(Collection entries)
___
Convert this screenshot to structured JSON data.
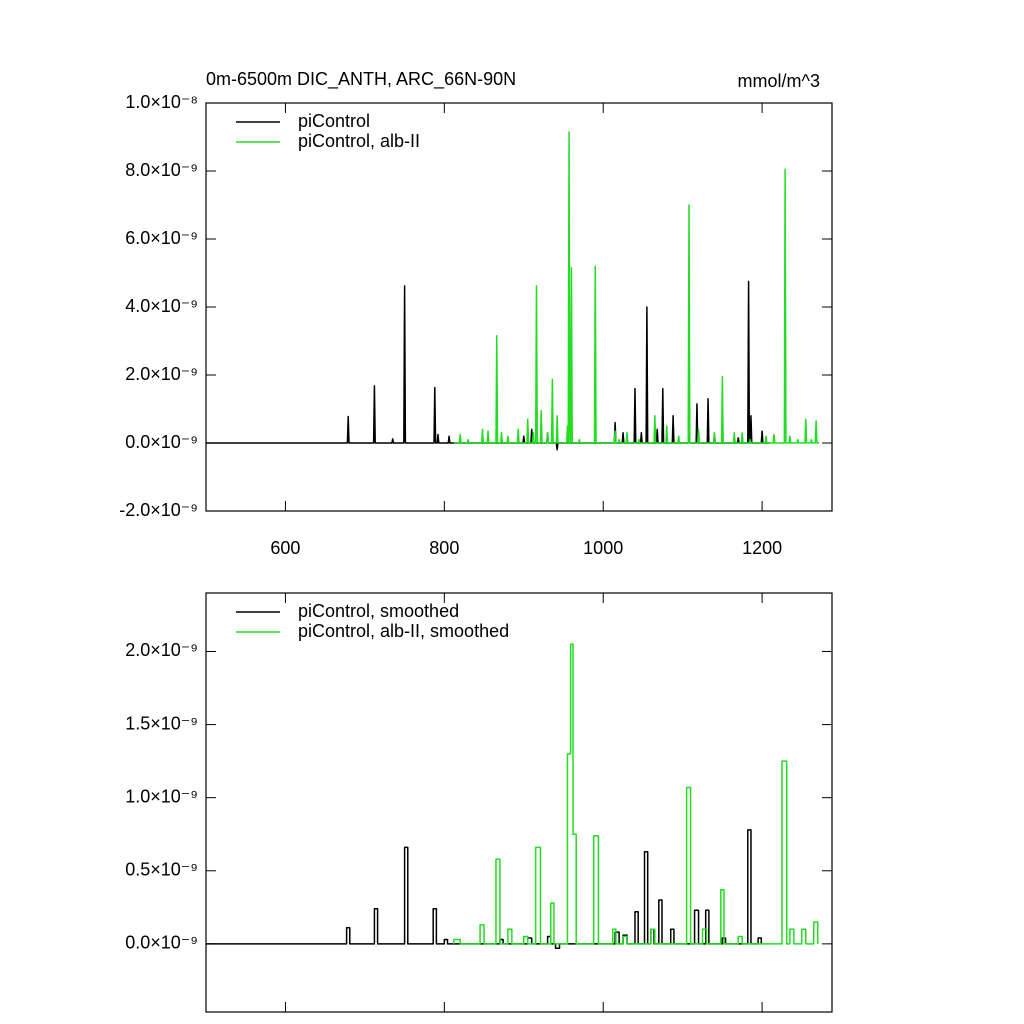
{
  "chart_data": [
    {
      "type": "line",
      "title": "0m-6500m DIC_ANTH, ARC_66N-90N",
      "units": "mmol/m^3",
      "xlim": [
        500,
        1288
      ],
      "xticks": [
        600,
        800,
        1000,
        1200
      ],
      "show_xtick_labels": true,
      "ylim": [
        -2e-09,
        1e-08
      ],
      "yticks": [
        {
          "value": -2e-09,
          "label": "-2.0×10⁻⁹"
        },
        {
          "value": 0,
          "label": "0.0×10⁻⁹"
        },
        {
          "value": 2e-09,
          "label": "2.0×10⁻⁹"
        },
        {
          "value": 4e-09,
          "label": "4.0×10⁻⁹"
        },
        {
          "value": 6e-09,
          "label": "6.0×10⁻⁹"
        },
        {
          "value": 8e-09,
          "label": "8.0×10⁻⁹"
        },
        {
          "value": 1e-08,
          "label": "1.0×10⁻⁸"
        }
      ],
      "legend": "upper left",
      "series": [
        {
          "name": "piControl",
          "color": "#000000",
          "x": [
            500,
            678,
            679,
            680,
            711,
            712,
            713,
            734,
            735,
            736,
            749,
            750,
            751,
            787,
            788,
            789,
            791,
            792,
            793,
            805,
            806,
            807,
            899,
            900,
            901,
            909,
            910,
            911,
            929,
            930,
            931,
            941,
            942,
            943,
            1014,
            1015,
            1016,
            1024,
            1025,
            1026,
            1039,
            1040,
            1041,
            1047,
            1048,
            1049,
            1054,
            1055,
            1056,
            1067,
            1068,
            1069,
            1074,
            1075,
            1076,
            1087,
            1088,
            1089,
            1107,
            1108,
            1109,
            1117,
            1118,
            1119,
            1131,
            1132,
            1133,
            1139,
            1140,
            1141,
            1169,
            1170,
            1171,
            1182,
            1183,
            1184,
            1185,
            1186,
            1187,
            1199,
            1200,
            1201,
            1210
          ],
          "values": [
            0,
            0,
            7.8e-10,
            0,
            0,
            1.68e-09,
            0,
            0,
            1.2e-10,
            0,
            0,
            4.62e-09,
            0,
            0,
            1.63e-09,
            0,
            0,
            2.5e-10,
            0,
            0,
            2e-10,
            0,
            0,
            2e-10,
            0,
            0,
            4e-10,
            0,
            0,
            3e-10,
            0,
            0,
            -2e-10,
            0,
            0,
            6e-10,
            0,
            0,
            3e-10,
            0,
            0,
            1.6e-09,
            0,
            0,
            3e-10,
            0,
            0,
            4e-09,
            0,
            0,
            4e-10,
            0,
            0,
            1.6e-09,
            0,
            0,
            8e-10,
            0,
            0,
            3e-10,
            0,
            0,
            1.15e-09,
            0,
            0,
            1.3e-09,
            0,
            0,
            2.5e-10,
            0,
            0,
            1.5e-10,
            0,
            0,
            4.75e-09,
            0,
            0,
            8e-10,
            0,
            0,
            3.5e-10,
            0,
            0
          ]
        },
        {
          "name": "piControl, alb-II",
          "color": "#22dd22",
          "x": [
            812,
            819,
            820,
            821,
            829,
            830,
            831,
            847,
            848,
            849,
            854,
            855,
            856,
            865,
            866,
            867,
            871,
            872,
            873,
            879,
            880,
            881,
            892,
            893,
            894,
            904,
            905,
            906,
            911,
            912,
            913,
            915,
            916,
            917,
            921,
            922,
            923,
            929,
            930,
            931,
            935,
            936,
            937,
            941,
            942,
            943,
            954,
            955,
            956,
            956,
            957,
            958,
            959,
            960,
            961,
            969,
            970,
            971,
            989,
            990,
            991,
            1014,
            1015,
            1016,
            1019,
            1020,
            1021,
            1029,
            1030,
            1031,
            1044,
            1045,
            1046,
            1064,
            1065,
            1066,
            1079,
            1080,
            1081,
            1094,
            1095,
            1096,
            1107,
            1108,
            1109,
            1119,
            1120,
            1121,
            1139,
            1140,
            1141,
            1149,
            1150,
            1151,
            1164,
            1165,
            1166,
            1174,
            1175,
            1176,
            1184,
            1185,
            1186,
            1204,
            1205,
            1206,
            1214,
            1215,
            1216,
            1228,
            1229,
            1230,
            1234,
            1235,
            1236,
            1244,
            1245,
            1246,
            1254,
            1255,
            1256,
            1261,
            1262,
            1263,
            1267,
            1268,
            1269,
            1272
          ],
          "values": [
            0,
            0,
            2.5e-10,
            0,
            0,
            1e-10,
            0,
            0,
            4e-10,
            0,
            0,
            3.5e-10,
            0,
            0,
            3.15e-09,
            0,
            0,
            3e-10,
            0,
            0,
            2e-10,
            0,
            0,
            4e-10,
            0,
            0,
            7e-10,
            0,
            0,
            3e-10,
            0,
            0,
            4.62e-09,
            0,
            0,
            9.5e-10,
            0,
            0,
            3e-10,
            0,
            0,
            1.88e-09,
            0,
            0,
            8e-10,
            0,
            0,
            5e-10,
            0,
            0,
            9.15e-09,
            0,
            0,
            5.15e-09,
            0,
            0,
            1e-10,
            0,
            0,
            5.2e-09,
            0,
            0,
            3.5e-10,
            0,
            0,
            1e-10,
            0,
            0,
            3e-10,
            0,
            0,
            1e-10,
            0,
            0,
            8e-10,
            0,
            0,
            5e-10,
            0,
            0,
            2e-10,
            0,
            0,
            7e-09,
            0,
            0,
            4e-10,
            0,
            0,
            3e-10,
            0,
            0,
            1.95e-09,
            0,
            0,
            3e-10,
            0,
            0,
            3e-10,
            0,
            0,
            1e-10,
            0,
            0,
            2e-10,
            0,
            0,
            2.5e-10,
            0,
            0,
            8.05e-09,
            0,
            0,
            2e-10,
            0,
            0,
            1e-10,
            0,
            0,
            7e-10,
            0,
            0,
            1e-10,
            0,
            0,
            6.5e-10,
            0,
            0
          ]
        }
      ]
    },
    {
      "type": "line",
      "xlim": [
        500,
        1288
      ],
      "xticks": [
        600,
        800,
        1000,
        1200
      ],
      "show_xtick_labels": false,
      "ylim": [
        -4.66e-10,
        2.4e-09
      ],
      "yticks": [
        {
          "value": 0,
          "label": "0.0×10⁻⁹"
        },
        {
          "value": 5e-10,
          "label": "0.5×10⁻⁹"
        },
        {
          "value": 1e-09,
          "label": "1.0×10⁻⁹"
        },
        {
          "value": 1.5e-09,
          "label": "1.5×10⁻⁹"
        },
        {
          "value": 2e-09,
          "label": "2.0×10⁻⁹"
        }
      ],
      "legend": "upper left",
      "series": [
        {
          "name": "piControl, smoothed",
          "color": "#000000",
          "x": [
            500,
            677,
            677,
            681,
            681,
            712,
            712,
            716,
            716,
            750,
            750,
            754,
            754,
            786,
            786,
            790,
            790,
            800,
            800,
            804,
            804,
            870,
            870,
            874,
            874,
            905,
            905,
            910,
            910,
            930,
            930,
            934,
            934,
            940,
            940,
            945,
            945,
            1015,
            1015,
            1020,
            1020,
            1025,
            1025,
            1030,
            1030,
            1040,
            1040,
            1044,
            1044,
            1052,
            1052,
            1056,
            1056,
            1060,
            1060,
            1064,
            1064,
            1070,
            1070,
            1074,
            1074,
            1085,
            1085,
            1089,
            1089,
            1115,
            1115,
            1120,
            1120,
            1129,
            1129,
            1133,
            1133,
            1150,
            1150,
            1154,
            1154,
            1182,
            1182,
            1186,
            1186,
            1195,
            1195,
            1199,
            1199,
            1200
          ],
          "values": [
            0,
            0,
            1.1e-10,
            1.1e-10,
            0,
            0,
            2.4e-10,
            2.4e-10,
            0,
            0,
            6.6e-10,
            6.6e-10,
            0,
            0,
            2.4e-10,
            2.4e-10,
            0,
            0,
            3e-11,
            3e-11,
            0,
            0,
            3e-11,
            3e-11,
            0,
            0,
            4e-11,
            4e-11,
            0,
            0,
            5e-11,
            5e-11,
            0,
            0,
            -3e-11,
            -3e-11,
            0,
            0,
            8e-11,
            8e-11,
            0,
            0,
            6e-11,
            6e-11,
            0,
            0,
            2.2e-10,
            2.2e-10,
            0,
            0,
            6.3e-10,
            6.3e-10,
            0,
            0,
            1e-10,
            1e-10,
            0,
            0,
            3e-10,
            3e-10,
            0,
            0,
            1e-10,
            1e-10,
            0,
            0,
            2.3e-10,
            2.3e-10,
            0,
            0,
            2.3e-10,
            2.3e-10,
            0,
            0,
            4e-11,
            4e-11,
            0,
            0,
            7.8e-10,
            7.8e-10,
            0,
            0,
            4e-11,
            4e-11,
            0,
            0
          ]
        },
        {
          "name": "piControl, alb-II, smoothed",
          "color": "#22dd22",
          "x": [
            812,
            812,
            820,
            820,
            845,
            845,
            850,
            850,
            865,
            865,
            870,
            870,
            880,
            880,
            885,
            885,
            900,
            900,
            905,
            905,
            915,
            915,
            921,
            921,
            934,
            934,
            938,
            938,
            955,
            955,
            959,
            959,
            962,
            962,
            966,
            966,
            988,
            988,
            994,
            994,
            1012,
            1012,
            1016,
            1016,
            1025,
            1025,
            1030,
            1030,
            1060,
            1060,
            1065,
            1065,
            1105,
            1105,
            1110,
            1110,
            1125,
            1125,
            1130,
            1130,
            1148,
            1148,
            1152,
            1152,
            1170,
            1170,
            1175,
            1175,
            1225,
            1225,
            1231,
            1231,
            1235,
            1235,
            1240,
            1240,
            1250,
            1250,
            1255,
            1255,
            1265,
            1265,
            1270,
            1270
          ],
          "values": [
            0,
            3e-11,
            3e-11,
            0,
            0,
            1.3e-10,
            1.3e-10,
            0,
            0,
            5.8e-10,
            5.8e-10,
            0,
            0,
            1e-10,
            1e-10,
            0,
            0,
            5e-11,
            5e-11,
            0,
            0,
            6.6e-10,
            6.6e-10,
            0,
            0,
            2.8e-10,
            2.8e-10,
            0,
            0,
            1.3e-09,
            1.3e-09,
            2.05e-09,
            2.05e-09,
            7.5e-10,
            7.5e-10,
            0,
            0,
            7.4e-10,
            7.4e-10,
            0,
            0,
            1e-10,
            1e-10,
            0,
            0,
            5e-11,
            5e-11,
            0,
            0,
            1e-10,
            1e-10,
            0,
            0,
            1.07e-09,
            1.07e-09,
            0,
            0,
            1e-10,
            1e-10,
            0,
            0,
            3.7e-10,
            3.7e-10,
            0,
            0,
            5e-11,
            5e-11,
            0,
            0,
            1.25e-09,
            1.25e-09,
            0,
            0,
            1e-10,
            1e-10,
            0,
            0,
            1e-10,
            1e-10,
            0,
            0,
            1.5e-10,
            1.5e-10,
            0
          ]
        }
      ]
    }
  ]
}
___
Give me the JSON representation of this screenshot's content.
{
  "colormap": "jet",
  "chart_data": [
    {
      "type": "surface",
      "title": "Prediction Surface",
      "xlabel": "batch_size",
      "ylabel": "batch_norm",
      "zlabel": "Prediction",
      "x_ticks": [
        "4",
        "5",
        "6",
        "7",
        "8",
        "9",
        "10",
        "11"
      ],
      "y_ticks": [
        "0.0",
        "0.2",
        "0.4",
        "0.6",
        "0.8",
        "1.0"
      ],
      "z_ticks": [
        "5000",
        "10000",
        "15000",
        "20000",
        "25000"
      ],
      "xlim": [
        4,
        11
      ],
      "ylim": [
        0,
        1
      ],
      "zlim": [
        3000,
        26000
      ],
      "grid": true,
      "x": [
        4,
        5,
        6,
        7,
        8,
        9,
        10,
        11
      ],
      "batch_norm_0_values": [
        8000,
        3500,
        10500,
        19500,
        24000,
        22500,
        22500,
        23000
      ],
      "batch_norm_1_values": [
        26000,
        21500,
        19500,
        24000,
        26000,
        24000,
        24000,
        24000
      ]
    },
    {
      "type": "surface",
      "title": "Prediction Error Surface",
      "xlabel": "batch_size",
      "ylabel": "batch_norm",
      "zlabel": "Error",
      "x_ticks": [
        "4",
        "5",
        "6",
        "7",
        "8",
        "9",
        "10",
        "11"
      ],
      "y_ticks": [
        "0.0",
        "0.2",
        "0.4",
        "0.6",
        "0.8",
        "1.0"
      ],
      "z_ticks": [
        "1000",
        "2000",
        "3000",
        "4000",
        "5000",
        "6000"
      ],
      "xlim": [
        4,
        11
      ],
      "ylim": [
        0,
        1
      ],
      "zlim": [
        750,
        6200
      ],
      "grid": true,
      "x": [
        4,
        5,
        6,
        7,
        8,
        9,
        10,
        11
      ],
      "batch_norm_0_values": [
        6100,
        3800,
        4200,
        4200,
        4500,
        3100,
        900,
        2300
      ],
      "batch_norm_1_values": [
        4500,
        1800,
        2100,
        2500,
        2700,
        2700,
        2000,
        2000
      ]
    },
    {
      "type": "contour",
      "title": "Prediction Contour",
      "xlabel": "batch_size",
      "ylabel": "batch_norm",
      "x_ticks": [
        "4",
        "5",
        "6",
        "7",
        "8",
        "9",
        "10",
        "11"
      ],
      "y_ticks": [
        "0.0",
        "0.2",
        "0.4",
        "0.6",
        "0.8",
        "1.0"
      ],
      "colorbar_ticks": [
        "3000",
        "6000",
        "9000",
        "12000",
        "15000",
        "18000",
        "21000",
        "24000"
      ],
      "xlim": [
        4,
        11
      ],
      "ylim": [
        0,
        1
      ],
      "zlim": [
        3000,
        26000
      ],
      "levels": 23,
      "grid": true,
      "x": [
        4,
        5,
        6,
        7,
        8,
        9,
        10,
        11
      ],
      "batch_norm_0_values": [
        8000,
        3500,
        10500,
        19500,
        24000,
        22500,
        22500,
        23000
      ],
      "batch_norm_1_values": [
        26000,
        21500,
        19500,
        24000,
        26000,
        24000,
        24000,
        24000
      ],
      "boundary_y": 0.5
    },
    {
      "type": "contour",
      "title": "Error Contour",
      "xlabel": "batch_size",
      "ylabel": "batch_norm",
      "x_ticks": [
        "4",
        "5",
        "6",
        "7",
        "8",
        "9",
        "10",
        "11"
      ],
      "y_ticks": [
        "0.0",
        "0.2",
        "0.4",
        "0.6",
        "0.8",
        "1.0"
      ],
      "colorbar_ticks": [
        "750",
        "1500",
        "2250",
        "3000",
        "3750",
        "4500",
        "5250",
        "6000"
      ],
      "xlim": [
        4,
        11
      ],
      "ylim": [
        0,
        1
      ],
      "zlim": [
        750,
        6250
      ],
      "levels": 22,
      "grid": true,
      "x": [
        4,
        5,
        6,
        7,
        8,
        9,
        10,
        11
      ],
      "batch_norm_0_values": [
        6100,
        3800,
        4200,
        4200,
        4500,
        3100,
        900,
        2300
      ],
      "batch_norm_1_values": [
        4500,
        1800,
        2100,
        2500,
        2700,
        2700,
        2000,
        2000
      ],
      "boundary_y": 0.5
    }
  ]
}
___
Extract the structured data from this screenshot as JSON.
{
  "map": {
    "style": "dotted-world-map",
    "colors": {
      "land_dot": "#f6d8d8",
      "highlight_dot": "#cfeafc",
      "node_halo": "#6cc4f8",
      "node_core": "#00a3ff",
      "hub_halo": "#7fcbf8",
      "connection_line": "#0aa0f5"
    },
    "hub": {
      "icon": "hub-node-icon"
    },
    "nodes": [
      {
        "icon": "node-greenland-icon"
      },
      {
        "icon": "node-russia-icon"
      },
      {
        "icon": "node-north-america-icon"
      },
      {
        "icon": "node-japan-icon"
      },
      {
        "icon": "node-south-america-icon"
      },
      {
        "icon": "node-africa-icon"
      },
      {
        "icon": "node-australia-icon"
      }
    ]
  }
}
___
* PROBLEM REQUIREMENTS
Copy all lines from the entries that contain the word "Prediction".

* EXERCISE RESPONSE
      "title": "Prediction Surface",
      "zlabel": "Prediction",
      "title": "Prediction Error Surface",
      "title": "Prediction Contour",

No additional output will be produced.